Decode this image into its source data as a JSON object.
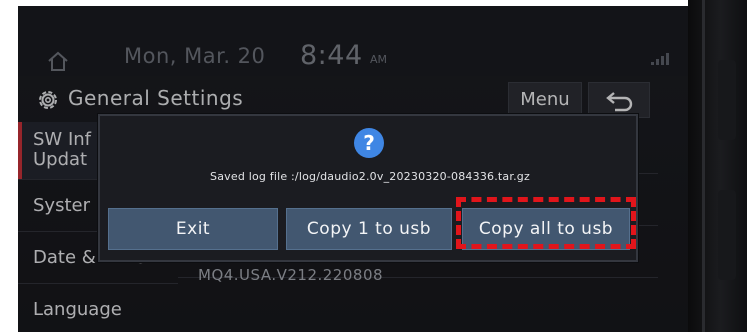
{
  "status_bar": {
    "date": "Mon, Mar. 20",
    "time": "8:44",
    "ampm": "AM",
    "home_icon": "home-icon",
    "signal_icon": "signal-icon"
  },
  "header": {
    "title": "General Settings",
    "menu_label": "Menu",
    "gear_icon": "gear-icon",
    "back_icon": "back-icon"
  },
  "sidebar": {
    "items": [
      {
        "label_line1": "SW Inf",
        "label_line2": "Updat"
      },
      {
        "label": "Syster"
      },
      {
        "label": "Date & Time"
      },
      {
        "label": "Language"
      }
    ]
  },
  "content": {
    "version": "MQ4.USA.V212.220808"
  },
  "dialog": {
    "icon_text": "?",
    "info_icon": "info-icon",
    "message": "Saved log file :/log/daudio2.0v_20230320-084336.tar.gz",
    "buttons": {
      "exit": "Exit",
      "copy_one": "Copy 1 to usb",
      "copy_all": "Copy all to usb"
    }
  },
  "colors": {
    "screen_bg": "#1c1d22",
    "button_bg": "#425770",
    "accent_red": "#c8323a",
    "highlight_red": "#e1151b",
    "info_blue": "#3f86e4"
  }
}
..............................
Your goal >>
Give the data above again in full and unchanged, skipping the pictures.

Answer to the task >>
Decode this image into its source data as a JSON object.
{
  "status_bar": {
    "date": "Mon, Mar. 20",
    "time": "8:44",
    "ampm": "AM",
    "home_icon": "home-icon",
    "signal_icon": "signal-icon"
  },
  "header": {
    "title": "General Settings",
    "menu_label": "Menu",
    "gear_icon": "gear-icon",
    "back_icon": "back-icon"
  },
  "sidebar": {
    "items": [
      {
        "label_line1": "SW Inf",
        "label_line2": "Updat"
      },
      {
        "label": "Syster"
      },
      {
        "label": "Date & Time"
      },
      {
        "label": "Language"
      }
    ]
  },
  "content": {
    "version": "MQ4.USA.V212.220808"
  },
  "dialog": {
    "icon_text": "?",
    "info_icon": "info-icon",
    "message": "Saved log file :/log/daudio2.0v_20230320-084336.tar.gz",
    "buttons": {
      "exit": "Exit",
      "copy_one": "Copy 1 to usb",
      "copy_all": "Copy all to usb"
    }
  },
  "colors": {
    "screen_bg": "#1c1d22",
    "button_bg": "#425770",
    "accent_red": "#c8323a",
    "highlight_red": "#e1151b",
    "info_blue": "#3f86e4"
  }
}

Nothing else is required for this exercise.